[[ Text open ]]
Inside WalmartLabs: How the Former Kosmix Team Plans to Help the World’s Largest Retailer Get Social and Mobile
One of the most head-scratching tech headlines of April 2011 was the news that Kosmix, a Mountain View, CA-based startup best known for building a Twitter filtering tool called TweetBeat, had been acquired by Walmart. Yes, that Walmart—the one with 9,000 big-box stores spread across the American heartland.
For one thing, Walmart already has a large technology presence right here in the Bay Area: you can see the big “Walmart.com” sign on the e-commerce division’s building from Highway 101 in Brisbane. So it wasn’t clear why the company needed a second Silicon Valley redoubt. Even more puzzling, Kosmix’s so-called “social genome” platform, which the company had been applying in areas like news aggregation and categorization, didn’t seem to have much to do with Walmart’s business problems—such as narrowing the gap with e-commerce market leader Amazon, for example.
There was speculation that Walmart’s real interest was in Kosmix’s founders, Venky Harinarayan and Anand Rajaraman, who have unbeatable pedigrees in the world of e-commerce technology. The pioneering comparison shopping site they co-founded in 1996, Junglee, was acquired by Amazon in 1998 for $250 million; inside Amazon, the pair helped to create the e-retailer’s huge marketplace of third-party retailers and came up with the technology behind Amazon Mechanical Turk. Perhaps Walmart—which paid $300 million for Kosmix, according to AllThingsD’s Kara Swisher—wanted Harinarayan and Rajaraman to work similar miracles for Walmart.com?
[[ Text closed ]]
[[ Data section open ]]
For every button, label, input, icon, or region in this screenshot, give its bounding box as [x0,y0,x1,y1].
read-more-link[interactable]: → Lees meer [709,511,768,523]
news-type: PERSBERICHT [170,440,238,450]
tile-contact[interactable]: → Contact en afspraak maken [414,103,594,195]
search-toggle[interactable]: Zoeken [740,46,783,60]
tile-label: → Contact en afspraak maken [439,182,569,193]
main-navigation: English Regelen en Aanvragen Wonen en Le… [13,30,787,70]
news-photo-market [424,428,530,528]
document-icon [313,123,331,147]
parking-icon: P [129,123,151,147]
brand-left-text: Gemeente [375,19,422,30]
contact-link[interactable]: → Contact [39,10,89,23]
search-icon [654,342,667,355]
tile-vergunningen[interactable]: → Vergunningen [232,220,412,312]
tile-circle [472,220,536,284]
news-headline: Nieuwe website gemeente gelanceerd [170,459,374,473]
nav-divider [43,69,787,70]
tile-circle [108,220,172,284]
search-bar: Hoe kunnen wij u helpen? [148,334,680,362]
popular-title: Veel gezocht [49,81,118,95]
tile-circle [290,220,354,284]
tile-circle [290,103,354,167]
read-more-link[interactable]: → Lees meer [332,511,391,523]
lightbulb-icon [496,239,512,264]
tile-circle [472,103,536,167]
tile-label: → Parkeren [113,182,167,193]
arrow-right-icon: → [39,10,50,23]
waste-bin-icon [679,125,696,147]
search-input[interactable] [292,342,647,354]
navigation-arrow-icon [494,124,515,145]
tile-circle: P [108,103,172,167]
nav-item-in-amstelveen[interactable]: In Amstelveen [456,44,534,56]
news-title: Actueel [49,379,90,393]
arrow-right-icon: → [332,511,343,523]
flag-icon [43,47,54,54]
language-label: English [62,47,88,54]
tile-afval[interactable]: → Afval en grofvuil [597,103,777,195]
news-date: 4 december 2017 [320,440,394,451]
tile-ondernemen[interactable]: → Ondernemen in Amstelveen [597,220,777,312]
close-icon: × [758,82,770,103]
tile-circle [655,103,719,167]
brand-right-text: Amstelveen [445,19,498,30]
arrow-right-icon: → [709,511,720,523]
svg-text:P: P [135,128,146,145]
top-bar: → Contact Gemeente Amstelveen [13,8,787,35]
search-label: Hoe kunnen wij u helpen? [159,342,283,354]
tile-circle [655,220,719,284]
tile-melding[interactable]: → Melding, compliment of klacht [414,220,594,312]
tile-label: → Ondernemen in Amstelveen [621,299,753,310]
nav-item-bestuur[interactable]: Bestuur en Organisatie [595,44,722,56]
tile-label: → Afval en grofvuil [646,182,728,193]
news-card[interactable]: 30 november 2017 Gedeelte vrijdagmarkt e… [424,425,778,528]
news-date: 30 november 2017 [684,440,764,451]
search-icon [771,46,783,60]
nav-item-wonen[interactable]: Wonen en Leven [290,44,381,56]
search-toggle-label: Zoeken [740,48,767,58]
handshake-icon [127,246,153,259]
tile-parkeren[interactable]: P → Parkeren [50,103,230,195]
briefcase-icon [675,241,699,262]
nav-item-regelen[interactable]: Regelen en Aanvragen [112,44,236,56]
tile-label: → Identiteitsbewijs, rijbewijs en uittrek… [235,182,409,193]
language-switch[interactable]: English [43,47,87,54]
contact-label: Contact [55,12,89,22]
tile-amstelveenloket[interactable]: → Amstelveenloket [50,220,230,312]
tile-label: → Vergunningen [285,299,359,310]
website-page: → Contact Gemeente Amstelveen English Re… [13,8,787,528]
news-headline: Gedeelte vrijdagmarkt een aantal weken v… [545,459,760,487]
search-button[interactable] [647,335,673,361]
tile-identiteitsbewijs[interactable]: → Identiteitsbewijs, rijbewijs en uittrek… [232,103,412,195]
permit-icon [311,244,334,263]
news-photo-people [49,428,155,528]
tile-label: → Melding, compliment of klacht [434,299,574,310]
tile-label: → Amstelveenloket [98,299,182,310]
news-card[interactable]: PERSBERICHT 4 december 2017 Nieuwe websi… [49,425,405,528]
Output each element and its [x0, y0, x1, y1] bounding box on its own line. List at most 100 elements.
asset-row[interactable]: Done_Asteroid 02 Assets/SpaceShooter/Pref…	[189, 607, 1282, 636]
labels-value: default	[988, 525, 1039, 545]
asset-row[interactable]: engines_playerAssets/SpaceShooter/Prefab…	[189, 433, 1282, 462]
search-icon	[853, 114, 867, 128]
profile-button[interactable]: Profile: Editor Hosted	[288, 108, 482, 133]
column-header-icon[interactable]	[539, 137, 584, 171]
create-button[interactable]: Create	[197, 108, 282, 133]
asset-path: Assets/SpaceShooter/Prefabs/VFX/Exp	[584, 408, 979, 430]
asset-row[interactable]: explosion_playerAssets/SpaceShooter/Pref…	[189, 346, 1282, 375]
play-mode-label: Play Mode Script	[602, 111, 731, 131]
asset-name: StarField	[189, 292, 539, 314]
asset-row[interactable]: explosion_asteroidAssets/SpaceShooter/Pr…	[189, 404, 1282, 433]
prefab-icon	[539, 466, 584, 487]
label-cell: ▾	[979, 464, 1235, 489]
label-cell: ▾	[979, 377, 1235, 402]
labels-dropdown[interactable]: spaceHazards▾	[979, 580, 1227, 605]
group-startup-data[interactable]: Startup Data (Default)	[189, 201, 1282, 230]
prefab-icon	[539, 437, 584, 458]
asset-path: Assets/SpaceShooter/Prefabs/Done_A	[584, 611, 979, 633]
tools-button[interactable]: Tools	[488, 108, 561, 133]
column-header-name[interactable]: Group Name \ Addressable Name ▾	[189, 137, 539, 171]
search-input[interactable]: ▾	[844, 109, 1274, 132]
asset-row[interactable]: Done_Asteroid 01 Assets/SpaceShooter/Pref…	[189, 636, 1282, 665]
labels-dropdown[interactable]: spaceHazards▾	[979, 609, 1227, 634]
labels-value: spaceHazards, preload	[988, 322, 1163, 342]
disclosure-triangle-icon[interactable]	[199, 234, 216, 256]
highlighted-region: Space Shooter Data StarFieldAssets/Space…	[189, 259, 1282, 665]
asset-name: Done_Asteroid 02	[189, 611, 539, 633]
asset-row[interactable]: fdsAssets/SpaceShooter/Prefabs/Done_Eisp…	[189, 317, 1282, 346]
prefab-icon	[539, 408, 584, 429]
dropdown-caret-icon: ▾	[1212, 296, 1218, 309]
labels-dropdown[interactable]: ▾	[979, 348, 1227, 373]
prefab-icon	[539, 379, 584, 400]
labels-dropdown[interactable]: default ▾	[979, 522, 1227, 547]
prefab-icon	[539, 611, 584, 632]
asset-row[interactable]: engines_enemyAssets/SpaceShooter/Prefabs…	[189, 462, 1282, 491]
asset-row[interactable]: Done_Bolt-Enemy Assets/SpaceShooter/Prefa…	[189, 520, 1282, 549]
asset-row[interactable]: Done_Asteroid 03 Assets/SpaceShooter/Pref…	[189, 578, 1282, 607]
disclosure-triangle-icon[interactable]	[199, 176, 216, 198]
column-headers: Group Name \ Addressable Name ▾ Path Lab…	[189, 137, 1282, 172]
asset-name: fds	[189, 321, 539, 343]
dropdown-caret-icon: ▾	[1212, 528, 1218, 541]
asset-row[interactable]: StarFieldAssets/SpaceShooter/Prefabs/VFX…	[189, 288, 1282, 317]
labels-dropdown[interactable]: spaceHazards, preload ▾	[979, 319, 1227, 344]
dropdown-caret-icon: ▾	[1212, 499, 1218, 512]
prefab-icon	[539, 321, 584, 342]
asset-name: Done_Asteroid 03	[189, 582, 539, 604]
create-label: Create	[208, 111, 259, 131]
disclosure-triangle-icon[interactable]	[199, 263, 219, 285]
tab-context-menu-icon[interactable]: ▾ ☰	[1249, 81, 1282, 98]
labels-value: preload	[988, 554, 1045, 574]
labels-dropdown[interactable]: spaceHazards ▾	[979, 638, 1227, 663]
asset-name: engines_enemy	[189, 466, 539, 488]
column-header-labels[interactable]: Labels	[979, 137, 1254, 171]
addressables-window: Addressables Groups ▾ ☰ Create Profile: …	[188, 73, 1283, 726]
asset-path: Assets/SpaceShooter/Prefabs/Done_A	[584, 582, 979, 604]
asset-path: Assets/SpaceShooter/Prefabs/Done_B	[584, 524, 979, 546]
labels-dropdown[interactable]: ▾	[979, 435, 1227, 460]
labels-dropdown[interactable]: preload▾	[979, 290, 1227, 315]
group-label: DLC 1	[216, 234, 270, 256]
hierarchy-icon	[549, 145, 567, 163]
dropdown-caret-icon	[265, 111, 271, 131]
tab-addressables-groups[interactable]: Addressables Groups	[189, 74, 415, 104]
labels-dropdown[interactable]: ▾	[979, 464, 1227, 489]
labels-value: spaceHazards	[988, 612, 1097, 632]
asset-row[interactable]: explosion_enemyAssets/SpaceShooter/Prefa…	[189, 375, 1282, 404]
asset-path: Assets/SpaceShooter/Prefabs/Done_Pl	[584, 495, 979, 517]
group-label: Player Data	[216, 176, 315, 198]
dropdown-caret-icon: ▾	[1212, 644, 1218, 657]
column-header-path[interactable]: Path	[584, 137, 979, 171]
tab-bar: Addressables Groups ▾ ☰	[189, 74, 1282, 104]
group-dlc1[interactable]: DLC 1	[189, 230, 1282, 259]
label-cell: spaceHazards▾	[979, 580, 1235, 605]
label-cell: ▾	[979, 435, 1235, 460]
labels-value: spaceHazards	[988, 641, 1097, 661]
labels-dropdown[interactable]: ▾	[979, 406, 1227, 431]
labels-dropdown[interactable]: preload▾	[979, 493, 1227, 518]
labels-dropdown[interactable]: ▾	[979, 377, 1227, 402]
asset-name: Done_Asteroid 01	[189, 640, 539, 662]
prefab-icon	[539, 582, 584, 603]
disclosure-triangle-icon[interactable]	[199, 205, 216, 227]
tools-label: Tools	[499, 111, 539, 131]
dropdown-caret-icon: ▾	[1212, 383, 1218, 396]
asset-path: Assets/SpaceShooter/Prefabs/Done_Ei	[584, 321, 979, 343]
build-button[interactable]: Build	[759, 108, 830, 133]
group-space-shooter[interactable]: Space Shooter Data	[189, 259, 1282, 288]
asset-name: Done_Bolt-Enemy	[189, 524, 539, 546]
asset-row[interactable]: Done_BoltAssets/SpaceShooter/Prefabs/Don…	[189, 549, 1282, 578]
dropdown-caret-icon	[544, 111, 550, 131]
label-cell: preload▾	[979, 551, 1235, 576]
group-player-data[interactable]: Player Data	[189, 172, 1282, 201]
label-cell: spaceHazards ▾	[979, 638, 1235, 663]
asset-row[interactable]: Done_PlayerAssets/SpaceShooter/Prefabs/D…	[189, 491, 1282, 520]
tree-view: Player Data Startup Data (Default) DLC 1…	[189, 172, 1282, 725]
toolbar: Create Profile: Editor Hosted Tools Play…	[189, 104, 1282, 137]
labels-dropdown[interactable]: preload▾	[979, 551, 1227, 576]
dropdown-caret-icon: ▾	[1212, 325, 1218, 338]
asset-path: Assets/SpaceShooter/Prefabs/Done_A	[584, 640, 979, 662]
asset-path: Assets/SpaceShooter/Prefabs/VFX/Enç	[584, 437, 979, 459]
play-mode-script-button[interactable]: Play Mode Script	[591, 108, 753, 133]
[[ Data section closed ]]
Task to carry out – Continue the article about WalmartLabs and the former Kosmix team from the point where it stops. The entries have nothing to do with the WalmartLabs article.

Result –
Those were the questions on my mind when I drove down to the former Kosmix headquarters, now WalmartLabs, in Mountain View a couple of weeks ago. I talked for about hour with Rajaraman, who now shares the title of senior vice president of Walmart Global eCommerce with Harinarayan; he’s also an active Silicon Valley investor and writes about his big technology passion, data mining, at a blog called Datawocky. It turned out to be the most extensive interview that either Kosmix founder has given since the acquisition, and I learned a lot about why Walmart thought Kosmix was interesting, and what kinds of capabilities Rajaraman thinks his 70-person team can bring to their new employer.
A lot of it has to do with unsurprising things like improving the product recommendations that Internet users get when they go to Walmart.com, and tapping shoppers’ smartphones as a marketing channel. But Rajaraman also pointed to some more interesting applications for Kosmix’s social genome technology—like monitoring social media conversations in the vicinity of a physical Walmart store for signals about what goods that store should stock.
But we’ll have to wait a bit longer to see what concrete products, features, or campaigns emerge from the Kosmix acquisition. Rajaraman said his team is hard at work on some features that will likely make their debut before the 2011 holidays. He dropped heavy hints that smartphone apps and an enhanced presence for Walmart on Facebook will figure in the changes somehow, but stayed largely mum about the specifics. “In six to eight months the impact is going to be visible, for sure,” he said.
Here’s the interview transcript, edited for length.
Xconomy: What’s the big picture behind Walmart Labs—why would Walmart want a bigger presence in Silicon Valley?
Anand Rajaraman: Walmart is the biggest retailer in the world, but they are not the number-one player in e-commerce—Amazon is. About a year ago, Walmart decided that e-commerce is a strategic priority. It’s not like they had not been investing in e-commerce, but they said, ‘It’s time to go to the next level.’
When you do that, what’s important is to look at how the world has changed. Are there some assumptions that can be challenged, or some trends that can be used, to leapfrog the 800-pound gorilla in e-commerce?